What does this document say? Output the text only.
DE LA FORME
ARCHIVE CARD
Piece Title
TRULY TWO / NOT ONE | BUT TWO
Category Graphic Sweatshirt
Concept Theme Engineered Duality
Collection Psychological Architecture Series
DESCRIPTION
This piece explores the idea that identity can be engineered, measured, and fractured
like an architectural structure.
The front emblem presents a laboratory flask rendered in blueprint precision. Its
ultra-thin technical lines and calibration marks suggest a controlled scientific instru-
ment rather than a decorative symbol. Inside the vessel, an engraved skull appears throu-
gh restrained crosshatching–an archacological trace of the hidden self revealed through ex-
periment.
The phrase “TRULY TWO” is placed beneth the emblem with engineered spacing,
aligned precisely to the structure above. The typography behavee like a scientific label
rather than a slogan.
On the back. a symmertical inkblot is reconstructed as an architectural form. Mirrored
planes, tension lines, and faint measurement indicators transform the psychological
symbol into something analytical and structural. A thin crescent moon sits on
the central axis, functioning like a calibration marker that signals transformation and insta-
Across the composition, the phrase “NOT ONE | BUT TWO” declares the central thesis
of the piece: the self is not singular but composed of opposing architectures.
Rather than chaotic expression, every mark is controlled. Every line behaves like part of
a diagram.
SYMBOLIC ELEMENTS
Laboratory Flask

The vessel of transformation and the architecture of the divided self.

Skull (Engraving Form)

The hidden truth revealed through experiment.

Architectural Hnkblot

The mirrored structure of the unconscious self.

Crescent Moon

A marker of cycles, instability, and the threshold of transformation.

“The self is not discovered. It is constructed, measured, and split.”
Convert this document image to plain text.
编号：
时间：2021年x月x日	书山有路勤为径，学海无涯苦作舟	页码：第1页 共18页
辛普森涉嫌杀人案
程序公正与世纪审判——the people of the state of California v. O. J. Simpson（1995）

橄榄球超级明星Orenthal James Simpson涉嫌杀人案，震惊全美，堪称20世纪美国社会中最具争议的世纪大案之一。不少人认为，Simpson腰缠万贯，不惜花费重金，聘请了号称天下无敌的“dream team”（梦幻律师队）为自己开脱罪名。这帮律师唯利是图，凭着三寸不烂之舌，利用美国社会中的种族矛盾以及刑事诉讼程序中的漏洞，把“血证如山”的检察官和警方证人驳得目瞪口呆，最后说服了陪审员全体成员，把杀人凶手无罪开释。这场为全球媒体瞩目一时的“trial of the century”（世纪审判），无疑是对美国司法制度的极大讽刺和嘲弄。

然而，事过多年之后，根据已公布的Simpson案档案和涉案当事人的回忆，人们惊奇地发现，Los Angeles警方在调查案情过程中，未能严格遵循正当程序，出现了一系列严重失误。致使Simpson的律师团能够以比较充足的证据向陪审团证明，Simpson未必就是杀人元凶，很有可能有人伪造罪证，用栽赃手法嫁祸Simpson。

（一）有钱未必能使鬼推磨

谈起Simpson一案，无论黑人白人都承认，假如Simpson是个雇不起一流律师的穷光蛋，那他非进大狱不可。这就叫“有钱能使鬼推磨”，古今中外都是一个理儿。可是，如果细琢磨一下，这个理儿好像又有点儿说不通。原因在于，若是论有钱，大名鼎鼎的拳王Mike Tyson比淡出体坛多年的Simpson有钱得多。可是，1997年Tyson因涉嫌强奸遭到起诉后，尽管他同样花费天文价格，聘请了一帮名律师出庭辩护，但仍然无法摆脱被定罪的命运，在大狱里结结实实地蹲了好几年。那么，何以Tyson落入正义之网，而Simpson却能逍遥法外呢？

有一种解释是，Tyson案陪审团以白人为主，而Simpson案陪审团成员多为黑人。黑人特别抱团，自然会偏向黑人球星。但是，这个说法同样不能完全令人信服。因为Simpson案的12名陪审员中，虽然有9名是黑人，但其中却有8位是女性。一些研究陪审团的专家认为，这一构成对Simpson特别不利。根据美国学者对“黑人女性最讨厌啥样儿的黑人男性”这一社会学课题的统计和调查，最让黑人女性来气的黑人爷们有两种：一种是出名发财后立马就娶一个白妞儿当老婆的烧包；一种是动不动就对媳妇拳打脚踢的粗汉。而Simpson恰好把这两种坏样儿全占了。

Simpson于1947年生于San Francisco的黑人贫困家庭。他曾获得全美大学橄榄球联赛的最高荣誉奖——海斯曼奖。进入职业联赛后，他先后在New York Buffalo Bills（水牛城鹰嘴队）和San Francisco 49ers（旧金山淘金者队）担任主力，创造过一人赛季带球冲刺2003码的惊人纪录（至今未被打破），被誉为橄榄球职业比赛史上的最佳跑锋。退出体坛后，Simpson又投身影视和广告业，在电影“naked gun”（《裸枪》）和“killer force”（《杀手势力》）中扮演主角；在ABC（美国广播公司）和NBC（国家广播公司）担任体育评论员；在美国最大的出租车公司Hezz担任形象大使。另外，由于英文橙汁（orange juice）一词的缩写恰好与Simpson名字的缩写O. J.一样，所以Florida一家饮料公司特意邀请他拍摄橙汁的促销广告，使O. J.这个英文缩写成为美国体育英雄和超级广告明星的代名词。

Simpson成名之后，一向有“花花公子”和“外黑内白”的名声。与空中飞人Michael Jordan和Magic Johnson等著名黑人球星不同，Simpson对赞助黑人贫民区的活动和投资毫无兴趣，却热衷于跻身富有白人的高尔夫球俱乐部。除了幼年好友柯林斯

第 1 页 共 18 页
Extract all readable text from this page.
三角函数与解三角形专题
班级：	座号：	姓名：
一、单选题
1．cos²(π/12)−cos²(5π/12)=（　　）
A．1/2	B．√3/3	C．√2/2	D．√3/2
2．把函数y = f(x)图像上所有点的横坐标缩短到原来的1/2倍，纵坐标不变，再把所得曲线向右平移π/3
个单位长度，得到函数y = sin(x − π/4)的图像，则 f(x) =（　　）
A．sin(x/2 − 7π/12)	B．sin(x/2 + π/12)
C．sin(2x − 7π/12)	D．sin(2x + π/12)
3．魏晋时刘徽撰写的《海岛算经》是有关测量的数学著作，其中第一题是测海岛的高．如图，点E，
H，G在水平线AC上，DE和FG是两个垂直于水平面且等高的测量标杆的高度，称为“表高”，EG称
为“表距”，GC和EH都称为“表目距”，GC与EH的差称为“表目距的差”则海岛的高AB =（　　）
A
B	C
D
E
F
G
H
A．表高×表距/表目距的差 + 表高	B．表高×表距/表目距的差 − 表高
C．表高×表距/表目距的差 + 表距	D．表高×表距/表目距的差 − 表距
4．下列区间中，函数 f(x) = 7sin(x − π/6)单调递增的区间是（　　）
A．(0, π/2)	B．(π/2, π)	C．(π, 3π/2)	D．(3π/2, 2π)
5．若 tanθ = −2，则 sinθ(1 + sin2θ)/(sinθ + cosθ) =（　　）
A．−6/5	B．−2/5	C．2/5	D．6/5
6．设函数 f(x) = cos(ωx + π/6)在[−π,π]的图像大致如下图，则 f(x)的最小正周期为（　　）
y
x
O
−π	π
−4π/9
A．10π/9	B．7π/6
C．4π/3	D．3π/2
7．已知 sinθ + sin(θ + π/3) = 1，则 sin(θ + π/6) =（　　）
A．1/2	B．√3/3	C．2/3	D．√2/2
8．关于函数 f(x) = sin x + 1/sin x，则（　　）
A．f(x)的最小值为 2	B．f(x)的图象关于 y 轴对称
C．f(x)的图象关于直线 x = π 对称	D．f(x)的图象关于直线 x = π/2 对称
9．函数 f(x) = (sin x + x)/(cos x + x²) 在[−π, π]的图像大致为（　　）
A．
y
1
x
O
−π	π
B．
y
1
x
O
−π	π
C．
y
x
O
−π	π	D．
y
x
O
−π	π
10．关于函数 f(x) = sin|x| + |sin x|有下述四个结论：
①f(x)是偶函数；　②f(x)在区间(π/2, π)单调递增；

****************************************

_AIM_
How many lines in the listing above contain "revealed"? Answer with the number alone.

_EXERCISE RESULT_
2